Listed records:

============

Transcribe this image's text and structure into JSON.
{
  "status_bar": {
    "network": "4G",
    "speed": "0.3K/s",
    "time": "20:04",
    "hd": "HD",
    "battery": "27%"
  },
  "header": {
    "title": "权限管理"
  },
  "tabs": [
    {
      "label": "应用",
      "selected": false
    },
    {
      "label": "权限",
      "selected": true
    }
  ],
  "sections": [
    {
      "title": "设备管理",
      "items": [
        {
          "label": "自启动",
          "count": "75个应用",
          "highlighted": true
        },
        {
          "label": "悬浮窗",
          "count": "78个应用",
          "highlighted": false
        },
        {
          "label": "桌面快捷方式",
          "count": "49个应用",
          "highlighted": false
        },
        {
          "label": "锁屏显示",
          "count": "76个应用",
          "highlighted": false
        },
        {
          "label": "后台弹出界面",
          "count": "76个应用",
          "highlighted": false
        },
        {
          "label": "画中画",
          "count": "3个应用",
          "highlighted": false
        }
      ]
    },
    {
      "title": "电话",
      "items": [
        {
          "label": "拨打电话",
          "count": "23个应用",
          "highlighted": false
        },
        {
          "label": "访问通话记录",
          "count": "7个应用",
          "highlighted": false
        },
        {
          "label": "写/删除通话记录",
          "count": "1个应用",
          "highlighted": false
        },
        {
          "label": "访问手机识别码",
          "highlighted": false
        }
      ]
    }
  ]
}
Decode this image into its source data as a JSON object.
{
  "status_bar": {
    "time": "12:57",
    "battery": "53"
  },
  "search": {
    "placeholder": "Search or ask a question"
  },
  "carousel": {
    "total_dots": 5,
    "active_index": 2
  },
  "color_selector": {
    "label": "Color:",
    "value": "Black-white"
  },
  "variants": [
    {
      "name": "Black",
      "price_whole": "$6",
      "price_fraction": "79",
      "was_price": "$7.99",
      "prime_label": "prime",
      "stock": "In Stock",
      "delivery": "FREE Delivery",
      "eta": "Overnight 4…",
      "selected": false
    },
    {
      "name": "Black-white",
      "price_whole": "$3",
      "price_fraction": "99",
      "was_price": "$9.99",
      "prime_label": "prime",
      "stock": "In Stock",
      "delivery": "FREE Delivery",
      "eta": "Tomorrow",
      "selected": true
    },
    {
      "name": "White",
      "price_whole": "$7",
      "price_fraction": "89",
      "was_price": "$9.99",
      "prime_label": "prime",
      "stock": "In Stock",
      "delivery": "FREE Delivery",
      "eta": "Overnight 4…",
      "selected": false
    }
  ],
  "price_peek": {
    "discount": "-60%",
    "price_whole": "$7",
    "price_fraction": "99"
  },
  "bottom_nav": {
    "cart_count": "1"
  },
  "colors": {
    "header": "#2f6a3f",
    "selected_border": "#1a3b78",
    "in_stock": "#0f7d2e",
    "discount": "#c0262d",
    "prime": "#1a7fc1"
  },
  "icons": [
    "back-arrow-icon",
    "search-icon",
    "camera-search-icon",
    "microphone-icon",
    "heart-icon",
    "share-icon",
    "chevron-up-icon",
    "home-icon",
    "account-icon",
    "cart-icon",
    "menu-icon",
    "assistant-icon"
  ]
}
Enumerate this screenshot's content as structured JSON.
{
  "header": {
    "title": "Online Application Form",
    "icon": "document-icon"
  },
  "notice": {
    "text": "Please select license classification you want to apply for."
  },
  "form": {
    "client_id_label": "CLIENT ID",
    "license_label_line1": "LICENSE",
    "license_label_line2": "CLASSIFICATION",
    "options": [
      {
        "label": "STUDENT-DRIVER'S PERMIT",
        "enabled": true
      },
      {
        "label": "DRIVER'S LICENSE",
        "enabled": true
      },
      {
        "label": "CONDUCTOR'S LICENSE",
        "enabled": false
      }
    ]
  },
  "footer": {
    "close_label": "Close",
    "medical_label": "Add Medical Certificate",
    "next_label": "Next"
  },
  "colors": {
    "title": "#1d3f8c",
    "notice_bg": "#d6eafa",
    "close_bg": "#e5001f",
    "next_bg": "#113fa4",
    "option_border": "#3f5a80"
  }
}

============

Exercise description:
Print all of the entries exactly as they are written.

Result for this task:
Transcribe this image's text and structure into JSON.
{
  "status_bar": {
    "network": "4G",
    "speed": "0.3K/s",
    "time": "20:04",
    "hd": "HD",
    "battery": "27%"
  },
  "header": {
    "title": "权限管理"
  },
  "tabs": [
    {
      "label": "应用",
      "selected": false
    },
    {
      "label": "权限",
      "selected": true
    }
  ],
  "sections": [
    {
      "title": "设备管理",
      "items": [
        {
          "label": "自启动",
          "count": "75个应用",
          "highlighted": true
        },
        {
          "label": "悬浮窗",
          "count": "78个应用",
          "highlighted": false
        },
        {
          "label": "桌面快捷方式",
          "count": "49个应用",
          "highlighted": false
        },
        {
          "label": "锁屏显示",
          "count": "76个应用",
          "highlighted": false
        },
        {
          "label": "后台弹出界面",
          "count": "76个应用",
          "highlighted": false
        },
        {
          "label": "画中画",
          "count": "3个应用",
          "highlighted": false
        }
      ]
    },
    {
      "title": "电话",
      "items": [
        {
          "label": "拨打电话",
          "count": "23个应用",
          "highlighted": false
        },
        {
          "label": "访问通话记录",
          "count": "7个应用",
          "highlighted": false
        },
        {
          "label": "写/删除通话记录",
          "count": "1个应用",
          "highlighted": false
        },
        {
          "label": "访问手机识别码",
          "highlighted": false
        }
      ]
    }
  ]
}
Decode this image into its source data as a JSON object.
{
  "status_bar": {
    "time": "12:57",
    "battery": "53"
  },
  "search": {
    "placeholder": "Search or ask a question"
  },
  "carousel": {
    "total_dots": 5,
    "active_index": 2
  },
  "color_selector": {
    "label": "Color:",
    "value": "Black-white"
  },
  "variants": [
    {
      "name": "Black",
      "price_whole": "$6",
      "price_fraction": "79",
      "was_price": "$7.99",
      "prime_label": "prime",
      "stock": "In Stock",
      "delivery": "FREE Delivery",
      "eta": "Overnight 4…",
      "selected": false
    },
    {
      "name": "Black-white",
      "price_whole": "$3",
      "price_fraction": "99",
      "was_price": "$9.99",
      "prime_label": "prime",
      "stock": "In Stock",
      "delivery": "FREE Delivery",
      "eta": "Tomorrow",
      "selected": true
    },
    {
      "name": "White",
      "price_whole": "$7",
      "price_fraction": "89",
      "was_price": "$9.99",
      "prime_label": "prime",
      "stock": "In Stock",
      "delivery": "FREE Delivery",
      "eta": "Overnight 4…",
      "selected": false
    }
  ],
  "price_peek": {
    "discount": "-60%",
    "price_whole": "$7",
    "price_fraction": "99"
  },
  "bottom_nav": {
    "cart_count": "1"
  },
  "colors": {
    "header": "#2f6a3f",
    "selected_border": "#1a3b78",
    "in_stock": "#0f7d2e",
    "discount": "#c0262d",
    "prime": "#1a7fc1"
  },
  "icons": [
    "back-arrow-icon",
    "search-icon",
    "camera-search-icon",
    "microphone-icon",
    "heart-icon",
    "share-icon",
    "chevron-up-icon",
    "home-icon",
    "account-icon",
    "cart-icon",
    "menu-icon",
    "assistant-icon"
  ]
}
Enumerate this screenshot's content as structured JSON.
{
  "header": {
    "title": "Online Application Form",
    "icon": "document-icon"
  },
  "notice": {
    "text": "Please select license classification you want to apply for."
  },
  "form": {
    "client_id_label": "CLIENT ID",
    "license_label_line1": "LICENSE",
    "license_label_line2": "CLASSIFICATION",
    "options": [
      {
        "label": "STUDENT-DRIVER'S PERMIT",
        "enabled": true
      },
      {
        "label": "DRIVER'S LICENSE",
        "enabled": true
      },
      {
        "label": "CONDUCTOR'S LICENSE",
        "enabled": false
      }
    ]
  },
  "footer": {
    "close_label": "Close",
    "medical_label": "Add Medical Certificate",
    "next_label": "Next"
  },
  "colors": {
    "title": "#1d3f8c",
    "notice_bg": "#d6eafa",
    "close_bg": "#e5001f",
    "next_bg": "#113fa4",
    "option_border": "#3f5a80"
  }
}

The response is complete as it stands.